[Stored records]
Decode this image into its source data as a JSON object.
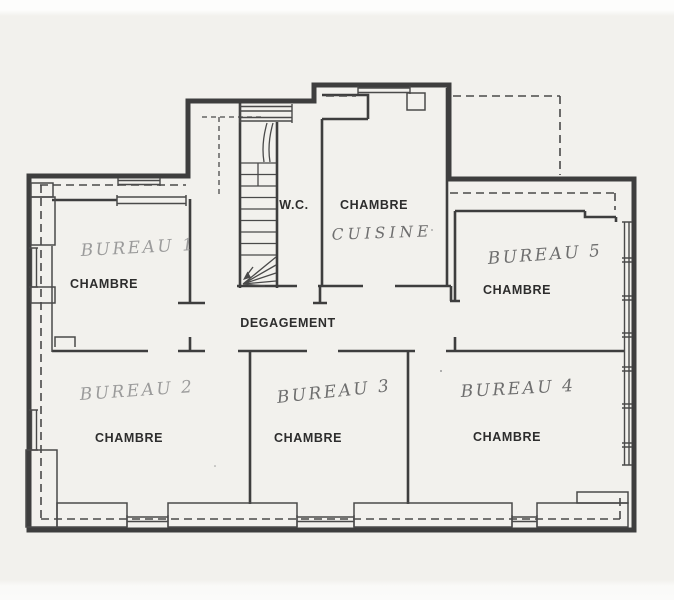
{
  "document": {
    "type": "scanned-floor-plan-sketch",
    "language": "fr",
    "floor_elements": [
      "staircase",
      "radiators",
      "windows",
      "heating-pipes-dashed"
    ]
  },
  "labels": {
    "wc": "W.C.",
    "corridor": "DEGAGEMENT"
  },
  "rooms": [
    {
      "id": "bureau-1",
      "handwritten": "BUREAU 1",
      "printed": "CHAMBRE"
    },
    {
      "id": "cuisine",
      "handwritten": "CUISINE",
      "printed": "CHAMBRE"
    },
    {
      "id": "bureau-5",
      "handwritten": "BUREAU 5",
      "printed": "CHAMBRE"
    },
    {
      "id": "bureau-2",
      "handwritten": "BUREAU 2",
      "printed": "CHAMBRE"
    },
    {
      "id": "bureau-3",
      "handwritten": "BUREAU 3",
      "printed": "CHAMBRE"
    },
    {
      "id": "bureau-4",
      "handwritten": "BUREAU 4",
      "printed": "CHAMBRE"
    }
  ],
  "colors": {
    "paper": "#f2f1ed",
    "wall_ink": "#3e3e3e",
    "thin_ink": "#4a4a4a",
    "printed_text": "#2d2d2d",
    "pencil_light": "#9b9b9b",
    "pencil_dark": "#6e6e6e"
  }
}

#### [AIM OF THE EXERCISE]
Transcribe the listing in full. Omit the pictures and keep every line exact.

#### [EXERCISE RESPONSE]
Decode this image into its source data as a JSON object.
{
  "document": {
    "type": "scanned-floor-plan-sketch",
    "language": "fr",
    "floor_elements": [
      "staircase",
      "radiators",
      "windows",
      "heating-pipes-dashed"
    ]
  },
  "labels": {
    "wc": "W.C.",
    "corridor": "DEGAGEMENT"
  },
  "rooms": [
    {
      "id": "bureau-1",
      "handwritten": "BUREAU 1",
      "printed": "CHAMBRE"
    },
    {
      "id": "cuisine",
      "handwritten": "CUISINE",
      "printed": "CHAMBRE"
    },
    {
      "id": "bureau-5",
      "handwritten": "BUREAU 5",
      "printed": "CHAMBRE"
    },
    {
      "id": "bureau-2",
      "handwritten": "BUREAU 2",
      "printed": "CHAMBRE"
    },
    {
      "id": "bureau-3",
      "handwritten": "BUREAU 3",
      "printed": "CHAMBRE"
    },
    {
      "id": "bureau-4",
      "handwritten": "BUREAU 4",
      "printed": "CHAMBRE"
    }
  ],
  "colors": {
    "paper": "#f2f1ed",
    "wall_ink": "#3e3e3e",
    "thin_ink": "#4a4a4a",
    "printed_text": "#2d2d2d",
    "pencil_light": "#9b9b9b",
    "pencil_dark": "#6e6e6e"
  }
}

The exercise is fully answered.